## Instruction:
Copy every entry precisely.

+ + + + + + +

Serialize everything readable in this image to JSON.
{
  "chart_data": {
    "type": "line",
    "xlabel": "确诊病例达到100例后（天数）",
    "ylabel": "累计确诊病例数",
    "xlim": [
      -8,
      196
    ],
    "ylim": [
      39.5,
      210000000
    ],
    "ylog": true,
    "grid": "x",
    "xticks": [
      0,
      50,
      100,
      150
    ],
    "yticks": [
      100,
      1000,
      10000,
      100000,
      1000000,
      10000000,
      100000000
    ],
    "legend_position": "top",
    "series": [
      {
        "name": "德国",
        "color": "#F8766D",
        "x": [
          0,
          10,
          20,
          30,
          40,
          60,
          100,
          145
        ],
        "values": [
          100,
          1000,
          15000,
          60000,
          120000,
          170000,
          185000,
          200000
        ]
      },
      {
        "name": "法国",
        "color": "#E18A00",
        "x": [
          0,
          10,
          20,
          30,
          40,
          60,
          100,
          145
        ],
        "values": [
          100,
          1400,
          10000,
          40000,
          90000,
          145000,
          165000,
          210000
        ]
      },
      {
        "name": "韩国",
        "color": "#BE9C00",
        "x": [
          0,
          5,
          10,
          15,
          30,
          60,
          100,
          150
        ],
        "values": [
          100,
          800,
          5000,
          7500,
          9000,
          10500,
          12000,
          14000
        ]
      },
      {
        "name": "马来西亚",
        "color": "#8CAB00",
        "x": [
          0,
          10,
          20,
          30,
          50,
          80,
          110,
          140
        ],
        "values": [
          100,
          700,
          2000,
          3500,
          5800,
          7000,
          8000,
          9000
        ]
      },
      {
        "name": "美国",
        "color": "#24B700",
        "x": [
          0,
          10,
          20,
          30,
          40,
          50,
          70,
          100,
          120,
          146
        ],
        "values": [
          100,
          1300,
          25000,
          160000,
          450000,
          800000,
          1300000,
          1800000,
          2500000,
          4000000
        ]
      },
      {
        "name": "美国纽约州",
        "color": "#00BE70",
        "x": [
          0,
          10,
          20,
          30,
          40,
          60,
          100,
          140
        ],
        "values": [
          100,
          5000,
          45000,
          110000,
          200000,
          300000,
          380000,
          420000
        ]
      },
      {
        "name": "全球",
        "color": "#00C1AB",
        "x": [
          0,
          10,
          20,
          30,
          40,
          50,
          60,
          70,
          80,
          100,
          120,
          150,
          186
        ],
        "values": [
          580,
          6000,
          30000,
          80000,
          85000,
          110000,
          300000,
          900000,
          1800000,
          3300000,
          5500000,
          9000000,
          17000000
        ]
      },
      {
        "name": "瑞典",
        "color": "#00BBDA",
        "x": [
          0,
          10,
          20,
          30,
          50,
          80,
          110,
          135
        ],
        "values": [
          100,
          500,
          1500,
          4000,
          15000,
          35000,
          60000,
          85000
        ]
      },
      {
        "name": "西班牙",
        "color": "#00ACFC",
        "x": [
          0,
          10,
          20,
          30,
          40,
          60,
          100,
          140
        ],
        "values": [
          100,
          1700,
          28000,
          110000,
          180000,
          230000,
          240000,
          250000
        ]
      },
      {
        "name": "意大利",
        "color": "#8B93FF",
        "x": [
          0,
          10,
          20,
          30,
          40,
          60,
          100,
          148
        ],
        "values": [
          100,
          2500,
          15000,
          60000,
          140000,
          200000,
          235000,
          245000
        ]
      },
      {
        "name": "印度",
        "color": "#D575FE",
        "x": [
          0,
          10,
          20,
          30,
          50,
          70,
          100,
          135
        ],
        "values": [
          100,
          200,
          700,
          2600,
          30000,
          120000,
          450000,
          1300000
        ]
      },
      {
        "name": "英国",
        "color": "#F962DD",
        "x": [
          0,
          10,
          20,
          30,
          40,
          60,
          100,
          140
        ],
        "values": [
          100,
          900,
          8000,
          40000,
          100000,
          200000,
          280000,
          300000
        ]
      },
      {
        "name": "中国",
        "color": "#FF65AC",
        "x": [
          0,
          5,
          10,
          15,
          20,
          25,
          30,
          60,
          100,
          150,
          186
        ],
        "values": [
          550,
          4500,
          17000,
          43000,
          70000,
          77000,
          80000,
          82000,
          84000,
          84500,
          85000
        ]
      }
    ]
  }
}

+ + + + + + +

## Answer below:
Serialize everything readable in this image to JSON.
{
  "chart_data": {
    "type": "line",
    "xlabel": "确诊病例达到100例后（天数）",
    "ylabel": "累计确诊病例数",
    "xlim": [
      -8,
      196
    ],
    "ylim": [
      39.5,
      210000000
    ],
    "ylog": true,
    "grid": "x",
    "xticks": [
      0,
      50,
      100,
      150
    ],
    "yticks": [
      100,
      1000,
      10000,
      100000,
      1000000,
      10000000,
      100000000
    ],
    "legend_position": "top",
    "series": [
      {
        "name": "德国",
        "color": "#F8766D",
        "x": [
          0,
          10,
          20,
          30,
          40,
          60,
          100,
          145
        ],
        "values": [
          100,
          1000,
          15000,
          60000,
          120000,
          170000,
          185000,
          200000
        ]
      },
      {
        "name": "法国",
        "color": "#E18A00",
        "x": [
          0,
          10,
          20,
          30,
          40,
          60,
          100,
          145
        ],
        "values": [
          100,
          1400,
          10000,
          40000,
          90000,
          145000,
          165000,
          210000
        ]
      },
      {
        "name": "韩国",
        "color": "#BE9C00",
        "x": [
          0,
          5,
          10,
          15,
          30,
          60,
          100,
          150
        ],
        "values": [
          100,
          800,
          5000,
          7500,
          9000,
          10500,
          12000,
          14000
        ]
      },
      {
        "name": "马来西亚",
        "color": "#8CAB00",
        "x": [
          0,
          10,
          20,
          30,
          50,
          80,
          110,
          140
        ],
        "values": [
          100,
          700,
          2000,
          3500,
          5800,
          7000,
          8000,
          9000
        ]
      },
      {
        "name": "美国",
        "color": "#24B700",
        "x": [
          0,
          10,
          20,
          30,
          40,
          50,
          70,
          100,
          120,
          146
        ],
        "values": [
          100,
          1300,
          25000,
          160000,
          450000,
          800000,
          1300000,
          1800000,
          2500000,
          4000000
        ]
      },
      {
        "name": "美国纽约州",
        "color": "#00BE70",
        "x": [
          0,
          10,
          20,
          30,
          40,
          60,
          100,
          140
        ],
        "values": [
          100,
          5000,
          45000,
          110000,
          200000,
          300000,
          380000,
          420000
        ]
      },
      {
        "name": "全球",
        "color": "#00C1AB",
        "x": [
          0,
          10,
          20,
          30,
          40,
          50,
          60,
          70,
          80,
          100,
          120,
          150,
          186
        ],
        "values": [
          580,
          6000,
          30000,
          80000,
          85000,
          110000,
          300000,
          900000,
          1800000,
          3300000,
          5500000,
          9000000,
          17000000
        ]
      },
      {
        "name": "瑞典",
        "color": "#00BBDA",
        "x": [
          0,
          10,
          20,
          30,
          50,
          80,
          110,
          135
        ],
        "values": [
          100,
          500,
          1500,
          4000,
          15000,
          35000,
          60000,
          85000
        ]
      },
      {
        "name": "西班牙",
        "color": "#00ACFC",
        "x": [
          0,
          10,
          20,
          30,
          40,
          60,
          100,
          140
        ],
        "values": [
          100,
          1700,
          28000,
          110000,
          180000,
          230000,
          240000,
          250000
        ]
      },
      {
        "name": "意大利",
        "color": "#8B93FF",
        "x": [
          0,
          10,
          20,
          30,
          40,
          60,
          100,
          148
        ],
        "values": [
          100,
          2500,
          15000,
          60000,
          140000,
          200000,
          235000,
          245000
        ]
      },
      {
        "name": "印度",
        "color": "#D575FE",
        "x": [
          0,
          10,
          20,
          30,
          50,
          70,
          100,
          135
        ],
        "values": [
          100,
          200,
          700,
          2600,
          30000,
          120000,
          450000,
          1300000
        ]
      },
      {
        "name": "英国",
        "color": "#F962DD",
        "x": [
          0,
          10,
          20,
          30,
          40,
          60,
          100,
          140
        ],
        "values": [
          100,
          900,
          8000,
          40000,
          100000,
          200000,
          280000,
          300000
        ]
      },
      {
        "name": "中国",
        "color": "#FF65AC",
        "x": [
          0,
          5,
          10,
          15,
          20,
          25,
          30,
          60,
          100,
          150,
          186
        ],
        "values": [
          550,
          4500,
          17000,
          43000,
          70000,
          77000,
          80000,
          82000,
          84000,
          84500,
          85000
        ]
      }
    ]
  }
}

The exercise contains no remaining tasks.